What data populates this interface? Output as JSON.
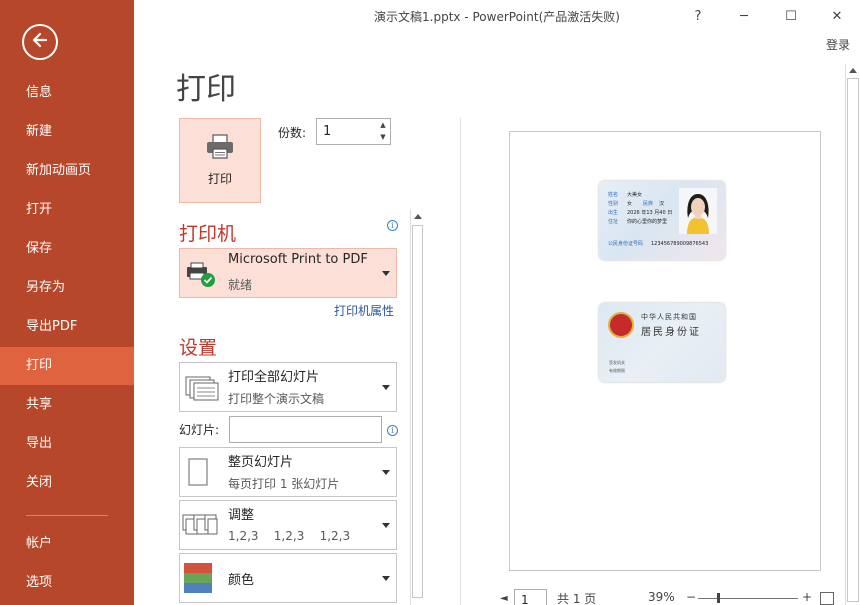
{
  "window": {
    "title": "演示文稿1.pptx - PowerPoint(产品激活失败)",
    "help": "?",
    "minimize": "─",
    "maximize": "☐",
    "close": "✕",
    "login": "登录"
  },
  "sidebar": {
    "back_icon": "back-arrow-icon",
    "items": [
      {
        "label": "信息"
      },
      {
        "label": "新建"
      },
      {
        "label": "新加动画页"
      },
      {
        "label": "打开"
      },
      {
        "label": "保存"
      },
      {
        "label": "另存为"
      },
      {
        "label": "导出PDF"
      },
      {
        "label": "打印",
        "active": true
      },
      {
        "label": "共享"
      },
      {
        "label": "导出"
      },
      {
        "label": "关闭"
      },
      {
        "label": "帐户"
      },
      {
        "label": "选项"
      }
    ]
  },
  "main": {
    "page_title": "打印",
    "print_button": "打印",
    "copies_label": "份数:",
    "copies_value": "1",
    "printer_section": "打印机",
    "printer": {
      "name": "Microsoft Print to PDF",
      "status": "就绪"
    },
    "printer_properties": "打印机属性",
    "settings_section": "设置",
    "settings": {
      "range": {
        "title": "打印全部幻灯片",
        "sub": "打印整个演示文稿"
      },
      "slides_label": "幻灯片:",
      "slides_value": "",
      "layout": {
        "title": "整页幻灯片",
        "sub": "每页打印 1 张幻灯片"
      },
      "collate": {
        "title": "调整",
        "sub": "1,2,3    1,2,3    1,2,3"
      },
      "color": {
        "title": "颜色"
      }
    }
  },
  "preview": {
    "id_front": {
      "name_label": "姓名",
      "name_value": "大美女",
      "sex_label": "性别",
      "sex_value": "女",
      "ethnic_label": "民族",
      "ethnic_value": "汉",
      "birth_label": "出生",
      "birth_value": "2026 年13 月40 日",
      "address_label": "住址",
      "address_value": "你的心里你的梦里",
      "id_label": "公民身份证号码",
      "id_value": "123456789009876543"
    },
    "id_back": {
      "line1": "中华人民共和国",
      "line2": "居民身份证",
      "issuer_label": "签发机关",
      "valid_label": "有效期限"
    },
    "footer": {
      "page_value": "1",
      "page_total": "共 1 页",
      "zoom": "39%"
    }
  },
  "colors": {
    "sidebar": "#b7472a",
    "sidebar_active": "#e0633f",
    "accent_text": "#c0392b",
    "highlight_bg": "#fcdfd6"
  }
}
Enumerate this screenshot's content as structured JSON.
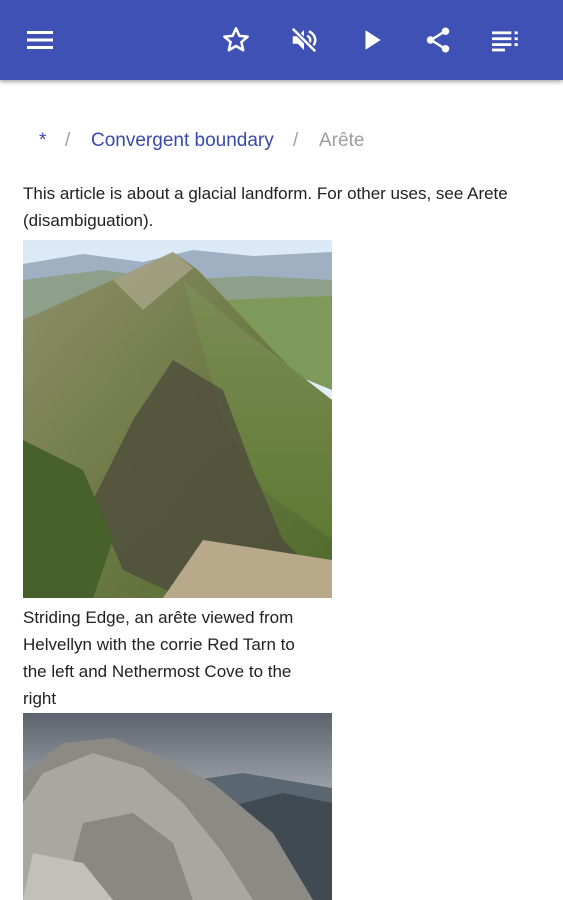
{
  "toolbar": {
    "menu_icon": "menu-icon",
    "actions": [
      "star-icon",
      "volume-off-icon",
      "play-icon",
      "share-icon",
      "contents-list-icon"
    ],
    "background_color": "#3f51b5"
  },
  "breadcrumb": {
    "home": "*",
    "separator": "/",
    "parent": "Convergent boundary",
    "current": "Arête"
  },
  "article": {
    "hatnote": "This article is about a glacial landform. For other uses, see Arete (disambiguation).",
    "figures": [
      {
        "caption": "Striding Edge, an arête viewed from Helvellyn with the corrie Red Tarn to the left and Nethermost Cove to the right"
      },
      {
        "caption": ""
      }
    ]
  }
}
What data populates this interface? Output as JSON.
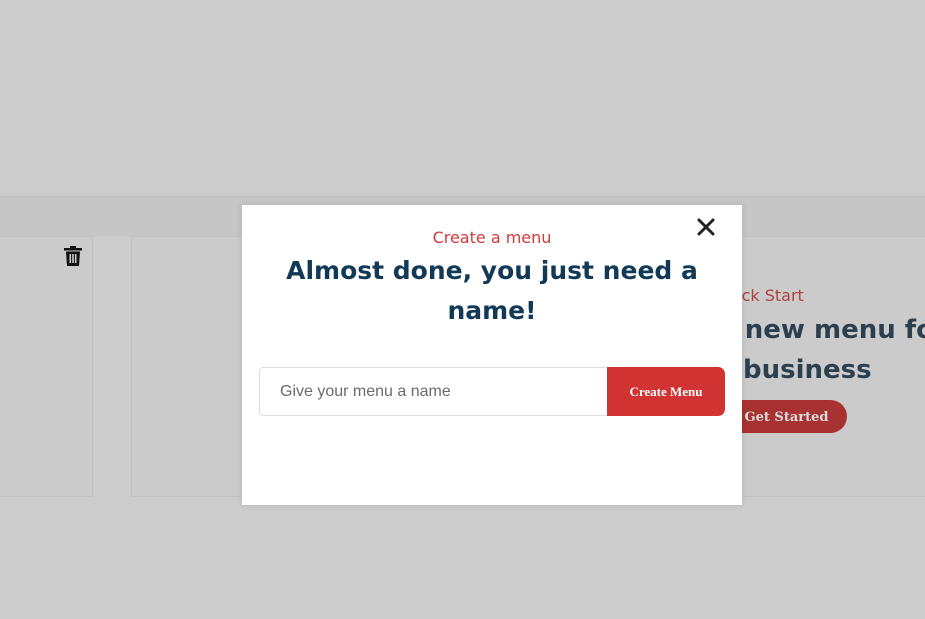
{
  "background": {
    "quick_start": "uick Start",
    "heading_line1": "Create a new menu for",
    "heading_line2": "business",
    "get_started": "Get Started"
  },
  "modal": {
    "subtitle": "Create a menu",
    "title": "Almost done, you just need a name!",
    "input_value": "",
    "input_placeholder": "Give your menu a name",
    "create_button": "Create Menu",
    "close_icon": "close-icon"
  },
  "icons": {
    "trash": "trash-icon",
    "close": "close-icon"
  },
  "colors": {
    "accent_red": "#d13333",
    "title_navy": "#123a57",
    "subtitle_red": "#d13a3a",
    "page_bg": "#cccccc"
  }
}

== == ==

▸ EXERCISE DIRECTIONS:
Return all of the entries exactly as written, but drop any pictures they hold.

▸ RESPONSE TO THIS TASK:
What data populates this interface? Output as JSON.
{
  "window": {
    "title": "演示文稿1.pptx - PowerPoint(产品激活失败)",
    "help": "?",
    "minimize": "─",
    "maximize": "☐",
    "close": "✕",
    "login": "登录"
  },
  "sidebar": {
    "back_icon": "back-arrow-icon",
    "items": [
      {
        "label": "信息"
      },
      {
        "label": "新建"
      },
      {
        "label": "新加动画页"
      },
      {
        "label": "打开"
      },
      {
        "label": "保存"
      },
      {
        "label": "另存为"
      },
      {
        "label": "导出PDF"
      },
      {
        "label": "打印",
        "active": true
      },
      {
        "label": "共享"
      },
      {
        "label": "导出"
      },
      {
        "label": "关闭"
      },
      {
        "label": "帐户"
      },
      {
        "label": "选项"
      }
    ]
  },
  "main": {
    "page_title": "打印",
    "print_button": "打印",
    "copies_label": "份数:",
    "copies_value": "1",
    "printer_section": "打印机",
    "printer": {
      "name": "Microsoft Print to PDF",
      "status": "就绪"
    },
    "printer_properties": "打印机属性",
    "settings_section": "设置",
    "settings": {
      "range": {
        "title": "打印全部幻灯片",
        "sub": "打印整个演示文稿"
      },
      "slides_label": "幻灯片:",
      "slides_value": "",
      "layout": {
        "title": "整页幻灯片",
        "sub": "每页打印 1 张幻灯片"
      },
      "collate": {
        "title": "调整",
        "sub": "1,2,3    1,2,3    1,2,3"
      },
      "color": {
        "title": "颜色"
      }
    }
  },
  "preview": {
    "id_front": {
      "name_label": "姓名",
      "name_value": "大美女",
      "sex_label": "性别",
      "sex_value": "女",
      "ethnic_label": "民族",
      "ethnic_value": "汉",
      "birth_label": "出生",
      "birth_value": "2026 年13 月40 日",
      "address_label": "住址",
      "address_value": "你的心里你的梦里",
      "id_label": "公民身份证号码",
      "id_value": "123456789009876543"
    },
    "id_back": {
      "line1": "中华人民共和国",
      "line2": "居民身份证",
      "issuer_label": "签发机关",
      "valid_label": "有效期限"
    },
    "footer": {
      "page_value": "1",
      "page_total": "共 1 页",
      "zoom": "39%"
    }
  },
  "colors": {
    "sidebar": "#b7472a",
    "sidebar_active": "#e0633f",
    "accent_text": "#c0392b",
    "highlight_bg": "#fcdfd6"
  }
}
Enumerate this screenshot's content as structured JSON.
{
  "toolbar": {
    "menu_icon": "menu-icon",
    "actions": [
      "star-icon",
      "volume-off-icon",
      "play-icon",
      "share-icon",
      "contents-list-icon"
    ],
    "background_color": "#3f51b5"
  },
  "breadcrumb": {
    "home": "*",
    "separator": "/",
    "parent": "Convergent boundary",
    "current": "Arête"
  },
  "article": {
    "hatnote": "This article is about a glacial landform. For other uses, see Arete (disambiguation).",
    "figures": [
      {
        "caption": "Striding Edge, an arête viewed from Helvellyn with the corrie Red Tarn to the left and Nethermost Cove to the right"
      },
      {
        "caption": ""
      }
    ]
  }
}
What data populates this interface? Output as JSON.
{
  "background": {
    "quick_start": "uick Start",
    "heading_line1": "Create a new menu for",
    "heading_line2": "business",
    "get_started": "Get Started"
  },
  "modal": {
    "subtitle": "Create a menu",
    "title": "Almost done, you just need a name!",
    "input_value": "",
    "input_placeholder": "Give your menu a name",
    "create_button": "Create Menu",
    "close_icon": "close-icon"
  },
  "icons": {
    "trash": "trash-icon",
    "close": "close-icon"
  },
  "colors": {
    "accent_red": "#d13333",
    "title_navy": "#123a57",
    "subtitle_red": "#d13a3a",
    "page_bg": "#cccccc"
  }
}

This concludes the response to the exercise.